• **What you will do**
Repeat the listing in full, exactly as it stands.

• **Records provided**
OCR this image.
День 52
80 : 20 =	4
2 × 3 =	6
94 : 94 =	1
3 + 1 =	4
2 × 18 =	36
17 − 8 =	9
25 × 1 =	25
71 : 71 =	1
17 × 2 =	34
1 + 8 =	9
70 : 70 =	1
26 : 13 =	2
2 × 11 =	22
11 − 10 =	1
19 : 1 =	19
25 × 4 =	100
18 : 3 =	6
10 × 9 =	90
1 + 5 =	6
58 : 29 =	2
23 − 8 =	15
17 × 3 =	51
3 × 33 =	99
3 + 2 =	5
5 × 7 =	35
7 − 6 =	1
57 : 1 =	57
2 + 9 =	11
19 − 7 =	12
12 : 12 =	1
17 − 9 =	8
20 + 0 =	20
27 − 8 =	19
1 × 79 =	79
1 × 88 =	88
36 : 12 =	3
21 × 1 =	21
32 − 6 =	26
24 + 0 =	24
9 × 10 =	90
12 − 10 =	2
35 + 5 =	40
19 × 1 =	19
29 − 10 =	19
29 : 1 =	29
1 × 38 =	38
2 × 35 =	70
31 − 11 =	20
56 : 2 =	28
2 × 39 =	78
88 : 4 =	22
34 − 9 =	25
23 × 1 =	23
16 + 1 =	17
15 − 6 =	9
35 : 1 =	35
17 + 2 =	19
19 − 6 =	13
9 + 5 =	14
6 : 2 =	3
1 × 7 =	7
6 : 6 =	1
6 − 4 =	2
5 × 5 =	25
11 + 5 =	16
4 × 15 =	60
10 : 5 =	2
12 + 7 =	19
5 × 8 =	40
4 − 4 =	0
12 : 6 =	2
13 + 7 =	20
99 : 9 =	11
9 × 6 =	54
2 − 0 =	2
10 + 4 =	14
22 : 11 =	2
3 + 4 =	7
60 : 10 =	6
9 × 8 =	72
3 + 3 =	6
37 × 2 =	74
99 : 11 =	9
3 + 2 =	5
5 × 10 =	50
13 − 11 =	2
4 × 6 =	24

• **The response**
OCR this image.
День 52
80 : 20 =	4
2 × 3 =	6
94 : 94 =	1
3 + 1 =	4
2 × 18 =	36
17 − 8 =	9
25 × 1 =	25
71 : 71 =	1
17 × 2 =	34
1 + 8 =	9
70 : 70 =	1
26 : 13 =	2
2 × 11 =	22
11 − 10 =	1
19 : 1 =	19
25 × 4 =	100
18 : 3 =	6
10 × 9 =	90
1 + 5 =	6
58 : 29 =	2
23 − 8 =	15
17 × 3 =	51
3 × 33 =	99
3 + 2 =	5
5 × 7 =	35
7 − 6 =	1
57 : 1 =	57
2 + 9 =	11
19 − 7 =	12
12 : 12 =	1
17 − 9 =	8
20 + 0 =	20
27 − 8 =	19
1 × 79 =	79
1 × 88 =	88
36 : 12 =	3
21 × 1 =	21
32 − 6 =	26
24 + 0 =	24
9 × 10 =	90
12 − 10 =	2
35 + 5 =	40
19 × 1 =	19
29 − 10 =	19
29 : 1 =	29
1 × 38 =	38
2 × 35 =	70
31 − 11 =	20
56 : 2 =	28
2 × 39 =	78
88 : 4 =	22
34 − 9 =	25
23 × 1 =	23
16 + 1 =	17
15 − 6 =	9
35 : 1 =	35
17 + 2 =	19
19 − 6 =	13
9 + 5 =	14
6 : 2 =	3
1 × 7 =	7
6 : 6 =	1
6 − 4 =	2
5 × 5 =	25
11 + 5 =	16
4 × 15 =	60
10 : 5 =	2
12 + 7 =	19
5 × 8 =	40
4 − 4 =	0
12 : 6 =	2
13 + 7 =	20
99 : 9 =	11
9 × 6 =	54
2 − 0 =	2
10 + 4 =	14
22 : 11 =	2
3 + 4 =	7
60 : 10 =	6
9 × 8 =	72
3 + 3 =	6
37 × 2 =	74
99 : 11 =	9
3 + 2 =	5
5 × 10 =	50
13 − 11 =	2
4 × 6 =	24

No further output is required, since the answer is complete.